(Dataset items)

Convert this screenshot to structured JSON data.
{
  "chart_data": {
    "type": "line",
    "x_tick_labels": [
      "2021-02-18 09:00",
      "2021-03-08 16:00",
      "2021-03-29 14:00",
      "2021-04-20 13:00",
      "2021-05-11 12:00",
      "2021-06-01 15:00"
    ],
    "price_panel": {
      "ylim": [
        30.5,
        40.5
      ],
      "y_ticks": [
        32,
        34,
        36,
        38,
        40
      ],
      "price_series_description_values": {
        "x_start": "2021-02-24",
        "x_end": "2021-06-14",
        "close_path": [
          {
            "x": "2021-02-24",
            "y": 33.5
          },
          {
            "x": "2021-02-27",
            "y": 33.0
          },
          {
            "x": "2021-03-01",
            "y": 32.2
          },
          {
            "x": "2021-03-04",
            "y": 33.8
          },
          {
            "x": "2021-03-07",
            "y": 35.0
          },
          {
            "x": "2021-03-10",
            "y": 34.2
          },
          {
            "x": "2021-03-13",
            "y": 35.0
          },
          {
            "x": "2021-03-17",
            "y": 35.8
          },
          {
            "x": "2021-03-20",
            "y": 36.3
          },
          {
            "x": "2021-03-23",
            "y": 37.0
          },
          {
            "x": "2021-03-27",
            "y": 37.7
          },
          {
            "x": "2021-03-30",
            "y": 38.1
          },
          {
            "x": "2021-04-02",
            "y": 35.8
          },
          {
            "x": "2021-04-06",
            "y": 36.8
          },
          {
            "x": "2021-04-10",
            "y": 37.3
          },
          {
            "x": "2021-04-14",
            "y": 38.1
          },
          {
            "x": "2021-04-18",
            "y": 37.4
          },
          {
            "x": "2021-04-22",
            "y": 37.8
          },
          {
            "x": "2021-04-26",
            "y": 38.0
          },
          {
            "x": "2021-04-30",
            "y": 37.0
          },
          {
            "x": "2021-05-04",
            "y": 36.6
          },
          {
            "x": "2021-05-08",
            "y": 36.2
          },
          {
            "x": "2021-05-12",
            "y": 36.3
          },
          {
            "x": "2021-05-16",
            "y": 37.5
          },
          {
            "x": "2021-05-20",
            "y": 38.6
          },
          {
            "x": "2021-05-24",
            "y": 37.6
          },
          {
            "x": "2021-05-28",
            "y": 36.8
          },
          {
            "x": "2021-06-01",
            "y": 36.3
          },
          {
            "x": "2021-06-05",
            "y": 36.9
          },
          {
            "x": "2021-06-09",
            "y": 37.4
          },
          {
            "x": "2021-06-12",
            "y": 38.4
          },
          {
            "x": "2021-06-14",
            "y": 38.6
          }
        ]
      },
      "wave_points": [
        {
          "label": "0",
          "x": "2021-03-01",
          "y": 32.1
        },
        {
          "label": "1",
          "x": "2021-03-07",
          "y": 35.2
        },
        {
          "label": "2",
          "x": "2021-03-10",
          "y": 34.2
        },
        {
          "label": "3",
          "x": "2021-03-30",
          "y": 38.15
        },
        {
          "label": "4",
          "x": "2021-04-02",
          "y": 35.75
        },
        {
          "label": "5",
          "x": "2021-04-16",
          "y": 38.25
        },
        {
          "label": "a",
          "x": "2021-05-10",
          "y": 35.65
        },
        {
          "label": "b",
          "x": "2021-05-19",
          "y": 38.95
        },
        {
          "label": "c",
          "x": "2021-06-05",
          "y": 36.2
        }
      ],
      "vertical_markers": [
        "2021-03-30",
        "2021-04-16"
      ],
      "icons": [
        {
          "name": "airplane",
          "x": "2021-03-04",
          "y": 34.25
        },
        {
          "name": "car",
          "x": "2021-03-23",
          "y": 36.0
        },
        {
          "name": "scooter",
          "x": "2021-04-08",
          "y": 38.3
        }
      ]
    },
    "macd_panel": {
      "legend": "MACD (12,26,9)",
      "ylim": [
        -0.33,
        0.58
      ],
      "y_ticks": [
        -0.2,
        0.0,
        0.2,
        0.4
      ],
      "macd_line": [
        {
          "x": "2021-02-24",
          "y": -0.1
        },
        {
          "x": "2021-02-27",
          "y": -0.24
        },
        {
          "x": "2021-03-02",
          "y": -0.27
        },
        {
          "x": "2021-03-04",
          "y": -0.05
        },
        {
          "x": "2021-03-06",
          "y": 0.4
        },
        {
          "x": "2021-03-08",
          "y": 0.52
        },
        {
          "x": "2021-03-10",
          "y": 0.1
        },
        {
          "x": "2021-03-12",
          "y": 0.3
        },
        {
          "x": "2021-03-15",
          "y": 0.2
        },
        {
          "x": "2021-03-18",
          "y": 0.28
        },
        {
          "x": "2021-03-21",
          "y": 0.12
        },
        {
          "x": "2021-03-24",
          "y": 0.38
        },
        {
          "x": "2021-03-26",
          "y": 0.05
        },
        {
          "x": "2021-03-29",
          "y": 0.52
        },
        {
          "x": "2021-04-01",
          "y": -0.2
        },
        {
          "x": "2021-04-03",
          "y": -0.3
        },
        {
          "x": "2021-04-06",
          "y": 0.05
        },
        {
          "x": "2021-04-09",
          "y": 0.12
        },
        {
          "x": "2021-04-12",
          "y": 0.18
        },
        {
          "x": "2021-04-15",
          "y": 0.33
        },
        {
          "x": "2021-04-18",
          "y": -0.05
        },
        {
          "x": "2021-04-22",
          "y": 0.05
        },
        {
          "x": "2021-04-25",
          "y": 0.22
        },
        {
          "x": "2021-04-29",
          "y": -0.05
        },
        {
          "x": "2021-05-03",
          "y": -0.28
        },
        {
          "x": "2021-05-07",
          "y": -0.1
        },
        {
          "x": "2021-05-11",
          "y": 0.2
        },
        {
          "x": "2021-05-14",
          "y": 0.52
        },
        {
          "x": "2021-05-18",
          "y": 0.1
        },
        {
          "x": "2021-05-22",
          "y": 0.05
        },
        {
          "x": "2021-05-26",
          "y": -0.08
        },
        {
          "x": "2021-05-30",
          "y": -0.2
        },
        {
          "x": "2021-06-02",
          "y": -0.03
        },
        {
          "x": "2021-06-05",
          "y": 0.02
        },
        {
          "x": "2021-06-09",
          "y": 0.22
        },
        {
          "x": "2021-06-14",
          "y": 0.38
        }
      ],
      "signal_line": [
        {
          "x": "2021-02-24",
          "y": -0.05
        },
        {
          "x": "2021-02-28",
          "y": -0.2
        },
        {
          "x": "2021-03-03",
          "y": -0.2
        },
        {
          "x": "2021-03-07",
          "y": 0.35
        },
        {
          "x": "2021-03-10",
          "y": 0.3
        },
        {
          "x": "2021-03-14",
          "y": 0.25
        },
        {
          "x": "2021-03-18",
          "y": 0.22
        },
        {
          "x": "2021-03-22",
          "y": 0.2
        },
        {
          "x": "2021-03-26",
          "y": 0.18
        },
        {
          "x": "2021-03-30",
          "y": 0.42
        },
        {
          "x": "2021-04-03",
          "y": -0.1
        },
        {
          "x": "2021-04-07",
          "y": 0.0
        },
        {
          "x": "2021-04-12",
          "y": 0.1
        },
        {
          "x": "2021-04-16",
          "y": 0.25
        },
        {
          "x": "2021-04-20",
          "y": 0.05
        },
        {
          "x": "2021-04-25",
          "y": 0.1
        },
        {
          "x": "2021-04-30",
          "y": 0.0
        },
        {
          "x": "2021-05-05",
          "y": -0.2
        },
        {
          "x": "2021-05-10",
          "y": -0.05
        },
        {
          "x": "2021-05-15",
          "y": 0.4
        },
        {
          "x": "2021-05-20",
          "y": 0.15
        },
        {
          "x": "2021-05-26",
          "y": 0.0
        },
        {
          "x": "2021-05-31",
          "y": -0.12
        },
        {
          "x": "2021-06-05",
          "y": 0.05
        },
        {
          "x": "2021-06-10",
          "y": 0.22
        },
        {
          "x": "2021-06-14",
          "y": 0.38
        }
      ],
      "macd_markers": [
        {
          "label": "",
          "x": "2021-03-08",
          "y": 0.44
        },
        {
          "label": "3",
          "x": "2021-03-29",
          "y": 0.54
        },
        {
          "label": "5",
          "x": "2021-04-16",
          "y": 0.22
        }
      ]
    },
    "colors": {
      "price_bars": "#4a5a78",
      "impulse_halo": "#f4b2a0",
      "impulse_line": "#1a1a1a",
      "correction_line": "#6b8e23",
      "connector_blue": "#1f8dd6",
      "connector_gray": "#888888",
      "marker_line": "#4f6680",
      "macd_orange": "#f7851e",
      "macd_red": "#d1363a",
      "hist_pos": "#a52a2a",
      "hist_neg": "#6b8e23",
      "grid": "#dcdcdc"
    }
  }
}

[Task requirements]
Check each line above for the string "name" and show the ones that have it.

[Worked solution]
          "name": "airplane",
          "name": "car",
          "name": "scooter",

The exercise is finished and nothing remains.